What you should do: Quote each record exactly, please, leaving none out.
☆ ☆ ☆ ☆ ☆ ☆ ☆
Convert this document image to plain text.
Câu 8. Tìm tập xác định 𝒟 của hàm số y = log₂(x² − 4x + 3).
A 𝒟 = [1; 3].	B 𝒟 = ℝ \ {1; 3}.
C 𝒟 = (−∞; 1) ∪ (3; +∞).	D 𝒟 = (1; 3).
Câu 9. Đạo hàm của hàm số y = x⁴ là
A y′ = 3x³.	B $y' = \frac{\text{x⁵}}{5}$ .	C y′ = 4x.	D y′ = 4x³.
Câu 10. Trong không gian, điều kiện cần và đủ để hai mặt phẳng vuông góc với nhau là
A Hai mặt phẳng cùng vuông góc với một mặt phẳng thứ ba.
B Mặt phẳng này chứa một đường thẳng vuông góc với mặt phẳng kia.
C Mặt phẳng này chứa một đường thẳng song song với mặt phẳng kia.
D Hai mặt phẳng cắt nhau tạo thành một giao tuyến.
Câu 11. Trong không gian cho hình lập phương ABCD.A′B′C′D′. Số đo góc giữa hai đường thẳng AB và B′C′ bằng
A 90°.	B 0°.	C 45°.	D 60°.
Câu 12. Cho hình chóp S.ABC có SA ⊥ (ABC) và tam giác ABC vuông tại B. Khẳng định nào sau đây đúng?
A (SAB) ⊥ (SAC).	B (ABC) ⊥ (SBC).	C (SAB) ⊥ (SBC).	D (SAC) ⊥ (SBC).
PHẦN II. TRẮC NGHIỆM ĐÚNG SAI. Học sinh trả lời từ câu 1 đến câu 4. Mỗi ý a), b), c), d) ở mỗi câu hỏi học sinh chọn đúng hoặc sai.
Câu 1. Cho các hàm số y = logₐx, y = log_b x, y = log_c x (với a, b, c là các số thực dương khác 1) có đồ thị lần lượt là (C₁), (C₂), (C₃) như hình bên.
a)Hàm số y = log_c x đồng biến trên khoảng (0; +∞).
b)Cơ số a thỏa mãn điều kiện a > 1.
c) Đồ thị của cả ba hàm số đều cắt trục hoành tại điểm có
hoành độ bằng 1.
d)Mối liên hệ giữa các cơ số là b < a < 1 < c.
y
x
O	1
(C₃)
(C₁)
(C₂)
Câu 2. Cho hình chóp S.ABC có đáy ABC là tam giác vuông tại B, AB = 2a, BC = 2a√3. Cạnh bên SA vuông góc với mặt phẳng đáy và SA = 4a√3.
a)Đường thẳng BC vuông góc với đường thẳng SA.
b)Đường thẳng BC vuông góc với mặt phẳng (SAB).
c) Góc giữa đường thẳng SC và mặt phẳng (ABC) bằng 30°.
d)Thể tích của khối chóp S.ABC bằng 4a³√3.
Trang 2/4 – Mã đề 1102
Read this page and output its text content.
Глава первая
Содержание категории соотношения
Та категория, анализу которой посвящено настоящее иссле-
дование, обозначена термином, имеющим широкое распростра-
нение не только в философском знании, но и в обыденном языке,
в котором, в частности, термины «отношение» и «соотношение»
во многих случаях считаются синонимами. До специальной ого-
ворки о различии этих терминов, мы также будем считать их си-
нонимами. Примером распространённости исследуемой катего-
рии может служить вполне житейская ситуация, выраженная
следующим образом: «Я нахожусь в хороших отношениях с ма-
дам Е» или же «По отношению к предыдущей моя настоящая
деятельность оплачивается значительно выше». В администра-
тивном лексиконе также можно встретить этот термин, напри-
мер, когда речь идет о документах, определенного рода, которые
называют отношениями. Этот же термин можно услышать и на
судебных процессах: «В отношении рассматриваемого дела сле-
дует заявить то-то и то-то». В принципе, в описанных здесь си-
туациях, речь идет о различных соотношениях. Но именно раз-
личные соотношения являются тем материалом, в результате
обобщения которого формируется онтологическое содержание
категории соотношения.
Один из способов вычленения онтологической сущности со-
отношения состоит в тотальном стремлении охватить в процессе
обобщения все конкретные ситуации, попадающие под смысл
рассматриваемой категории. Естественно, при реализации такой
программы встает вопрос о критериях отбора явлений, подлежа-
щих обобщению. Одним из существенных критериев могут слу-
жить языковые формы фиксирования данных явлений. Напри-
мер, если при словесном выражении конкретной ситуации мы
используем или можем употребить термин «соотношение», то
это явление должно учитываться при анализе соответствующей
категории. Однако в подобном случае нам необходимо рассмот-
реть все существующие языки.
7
☆ ☆ ☆ ☆ ☆ ☆ ☆
Completed exercise:
Convert this document image to plain text.
Câu 8. Tìm tập xác định 𝒟 của hàm số y = log₂(x² − 4x + 3).
A 𝒟 = [1; 3].	B 𝒟 = ℝ \ {1; 3}.
C 𝒟 = (−∞; 1) ∪ (3; +∞).	D 𝒟 = (1; 3).
Câu 9. Đạo hàm của hàm số y = x⁴ là
A y′ = 3x³.	B $y' = \frac{\text{x⁵}}{5}$ .	C y′ = 4x.	D y′ = 4x³.
Câu 10. Trong không gian, điều kiện cần và đủ để hai mặt phẳng vuông góc với nhau là
A Hai mặt phẳng cùng vuông góc với một mặt phẳng thứ ba.
B Mặt phẳng này chứa một đường thẳng vuông góc với mặt phẳng kia.
C Mặt phẳng này chứa một đường thẳng song song với mặt phẳng kia.
D Hai mặt phẳng cắt nhau tạo thành một giao tuyến.
Câu 11. Trong không gian cho hình lập phương ABCD.A′B′C′D′. Số đo góc giữa hai đường thẳng AB và B′C′ bằng
A 90°.	B 0°.	C 45°.	D 60°.
Câu 12. Cho hình chóp S.ABC có SA ⊥ (ABC) và tam giác ABC vuông tại B. Khẳng định nào sau đây đúng?
A (SAB) ⊥ (SAC).	B (ABC) ⊥ (SBC).	C (SAB) ⊥ (SBC).	D (SAC) ⊥ (SBC).
PHẦN II. TRẮC NGHIỆM ĐÚNG SAI. Học sinh trả lời từ câu 1 đến câu 4. Mỗi ý a), b), c), d) ở mỗi câu hỏi học sinh chọn đúng hoặc sai.
Câu 1. Cho các hàm số y = logₐx, y = log_b x, y = log_c x (với a, b, c là các số thực dương khác 1) có đồ thị lần lượt là (C₁), (C₂), (C₃) như hình bên.
a)Hàm số y = log_c x đồng biến trên khoảng (0; +∞).
b)Cơ số a thỏa mãn điều kiện a > 1.
c) Đồ thị của cả ba hàm số đều cắt trục hoành tại điểm có
hoành độ bằng 1.
d)Mối liên hệ giữa các cơ số là b < a < 1 < c.
y
x
O	1
(C₃)
(C₁)
(C₂)
Câu 2. Cho hình chóp S.ABC có đáy ABC là tam giác vuông tại B, AB = 2a, BC = 2a√3. Cạnh bên SA vuông góc với mặt phẳng đáy và SA = 4a√3.
a)Đường thẳng BC vuông góc với đường thẳng SA.
b)Đường thẳng BC vuông góc với mặt phẳng (SAB).
c) Góc giữa đường thẳng SC và mặt phẳng (ABC) bằng 30°.
d)Thể tích của khối chóp S.ABC bằng 4a³√3.
Trang 2/4 – Mã đề 1102
Read this page and output its text content.
Глава первая
Содержание категории соотношения
Та категория, анализу которой посвящено настоящее иссле-
дование, обозначена термином, имеющим широкое распростра-
нение не только в философском знании, но и в обыденном языке,
в котором, в частности, термины «отношение» и «соотношение»
во многих случаях считаются синонимами. До специальной ого-
ворки о различии этих терминов, мы также будем считать их си-
нонимами. Примером распространённости исследуемой катего-
рии может служить вполне житейская ситуация, выраженная
следующим образом: «Я нахожусь в хороших отношениях с ма-
дам Е» или же «По отношению к предыдущей моя настоящая
деятельность оплачивается значительно выше». В администра-
тивном лексиконе также можно встретить этот термин, напри-
мер, когда речь идет о документах, определенного рода, которые
называют отношениями. Этот же термин можно услышать и на
судебных процессах: «В отношении рассматриваемого дела сле-
дует заявить то-то и то-то». В принципе, в описанных здесь си-
туациях, речь идет о различных соотношениях. Но именно раз-
личные соотношения являются тем материалом, в результате
обобщения которого формируется онтологическое содержание
категории соотношения.
Один из способов вычленения онтологической сущности со-
отношения состоит в тотальном стремлении охватить в процессе
обобщения все конкретные ситуации, попадающие под смысл
рассматриваемой категории. Естественно, при реализации такой
программы встает вопрос о критериях отбора явлений, подлежа-
щих обобщению. Одним из существенных критериев могут слу-
жить языковые формы фиксирования данных явлений. Напри-
мер, если при словесном выражении конкретной ситуации мы
используем или можем употребить термин «соотношение», то
это явление должно учитываться при анализе соответствующей
категории. Однако в подобном случае нам необходимо рассмот-
реть все существующие языки.
7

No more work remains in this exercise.